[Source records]
────────────────
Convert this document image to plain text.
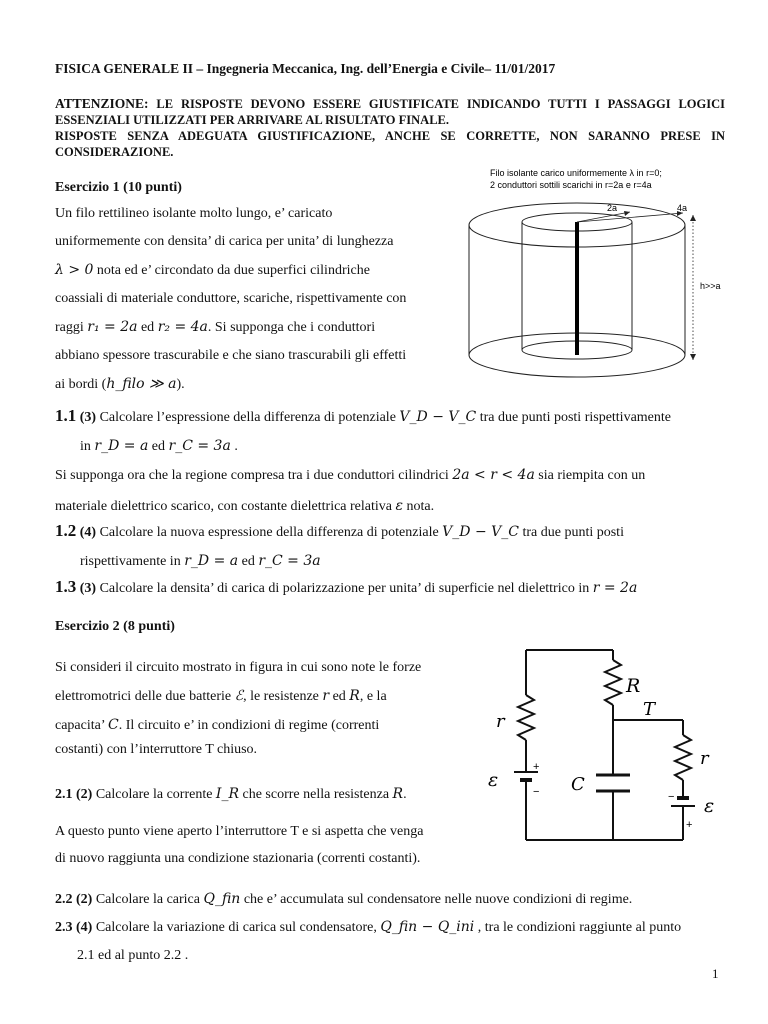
FISICA GENERALE II – Ingegneria Meccanica, Ing. dell’Energia e Civile– 11/01/2017
ATTENZIONE: LE RISPOSTE DEVONO ESSERE GIUSTIFICATE INDICANDO TUTTI I PASSAGGI LOGICI
ESSENZIALI UTILIZZATI PER ARRIVARE AL RISULTATO FINALE.
RISPOSTE SENZA ADEGUATA GIUSTIFICAZIONE, ANCHE SE CORRETTE, NON SARANNO PRESE IN
CONSIDERAZIONE.
Esercizio 1 (10 punti)
Un filo rettilineo isolante molto lungo, e’ caricato
uniformemente con densita’ di carica per unita’ di lunghezza
λ > 0 nota ed e’ circondato da due superfici cilindriche
coassiali di materiale conduttore, scariche, rispettivamente con
raggi r₁ = 2a ed r₂ = 4a. Si supponga che i conduttori
abbiano spessore trascurabile e che siano trascurabili gli effetti
ai bordi (h_filo ≫ a).
Filo isolante carico uniformemente λ in r=0;
2 conduttori sottili scarichi in r=2a e r=4a
2a	4a
h>>a
1.1 (3) Calcolare l’espressione della differenza di potenziale V_D − V_C tra due punti posti rispettivamente
in r_D = a ed r_C = 3a .
Si supponga ora che la regione compresa tra i due conduttori cilindrici 2a < r < 4a sia riempita con un
materiale dielettrico scarico, con costante dielettrica relativa ε nota.
1.2 (4) Calcolare la nuova espressione della differenza di potenziale V_D − V_C tra due punti posti
rispettivamente in r_D = a ed r_C = 3a
1.3 (3) Calcolare la densita’ di carica di polarizzazione per unita’ di superficie nel dielettrico in r = 2a
Esercizio 2 (8 punti)
Si consideri il circuito mostrato in figura in cui sono note le forze
elettromotrici delle due batterie ℰ, le resistenze r ed R, e la
capacita’ C. Il circuito e’ in condizioni di regime (correnti
costanti) con l’interruttore T chiuso.
2.1 (2) Calcolare la corrente I_R che scorre nella resistenza R.
A questo punto viene aperto l’interruttore T e si aspetta che venga
di nuovo raggiunta una condizione stazionaria (correnti costanti).
+
−	−
+
R
T
r
r
C
ε
ε
2.2 (2) Calcolare la carica Q_fin che e’ accumulata sul condensatore nelle nuove condizioni di regime.
2.3 (4) Calcolare la variazione di carica sul condensatore, Q_fin − Q_ini , tra le condizioni raggiunte al punto
2.1 ed al punto 2.2 .
1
────────────────
What is being asked:
All of the data above should be transcribed verbatim, with pictures omitted.

Output for this exercise:
Convert this document image to plain text.
FISICA GENERALE II – Ingegneria Meccanica, Ing. dell’Energia e Civile– 11/01/2017
ATTENZIONE: LE RISPOSTE DEVONO ESSERE GIUSTIFICATE INDICANDO TUTTI I PASSAGGI LOGICI
ESSENZIALI UTILIZZATI PER ARRIVARE AL RISULTATO FINALE.
RISPOSTE SENZA ADEGUATA GIUSTIFICAZIONE, ANCHE SE CORRETTE, NON SARANNO PRESE IN
CONSIDERAZIONE.
Esercizio 1 (10 punti)
Un filo rettilineo isolante molto lungo, e’ caricato
uniformemente con densita’ di carica per unita’ di lunghezza
λ > 0 nota ed e’ circondato da due superfici cilindriche
coassiali di materiale conduttore, scariche, rispettivamente con
raggi r₁ = 2a ed r₂ = 4a. Si supponga che i conduttori
abbiano spessore trascurabile e che siano trascurabili gli effetti
ai bordi (h_filo ≫ a).
Filo isolante carico uniformemente λ in r=0;
2 conduttori sottili scarichi in r=2a e r=4a
2a	4a
h>>a
1.1 (3) Calcolare l’espressione della differenza di potenziale V_D − V_C tra due punti posti rispettivamente
in r_D = a ed r_C = 3a .
Si supponga ora che la regione compresa tra i due conduttori cilindrici 2a < r < 4a sia riempita con un
materiale dielettrico scarico, con costante dielettrica relativa ε nota.
1.2 (4) Calcolare la nuova espressione della differenza di potenziale V_D − V_C tra due punti posti
rispettivamente in r_D = a ed r_C = 3a
1.3 (3) Calcolare la densita’ di carica di polarizzazione per unita’ di superficie nel dielettrico in r = 2a
Esercizio 2 (8 punti)
Si consideri il circuito mostrato in figura in cui sono note le forze
elettromotrici delle due batterie ℰ, le resistenze r ed R, e la
capacita’ C. Il circuito e’ in condizioni di regime (correnti
costanti) con l’interruttore T chiuso.
2.1 (2) Calcolare la corrente I_R che scorre nella resistenza R.
A questo punto viene aperto l’interruttore T e si aspetta che venga
di nuovo raggiunta una condizione stazionaria (correnti costanti).
+
−	−
+
R
T
r
r
C
ε
ε
2.2 (2) Calcolare la carica Q_fin che e’ accumulata sul condensatore nelle nuove condizioni di regime.
2.3 (4) Calcolare la variazione di carica sul condensatore, Q_fin − Q_ini , tra le condizioni raggiunte al punto
2.1 ed al punto 2.2 .
1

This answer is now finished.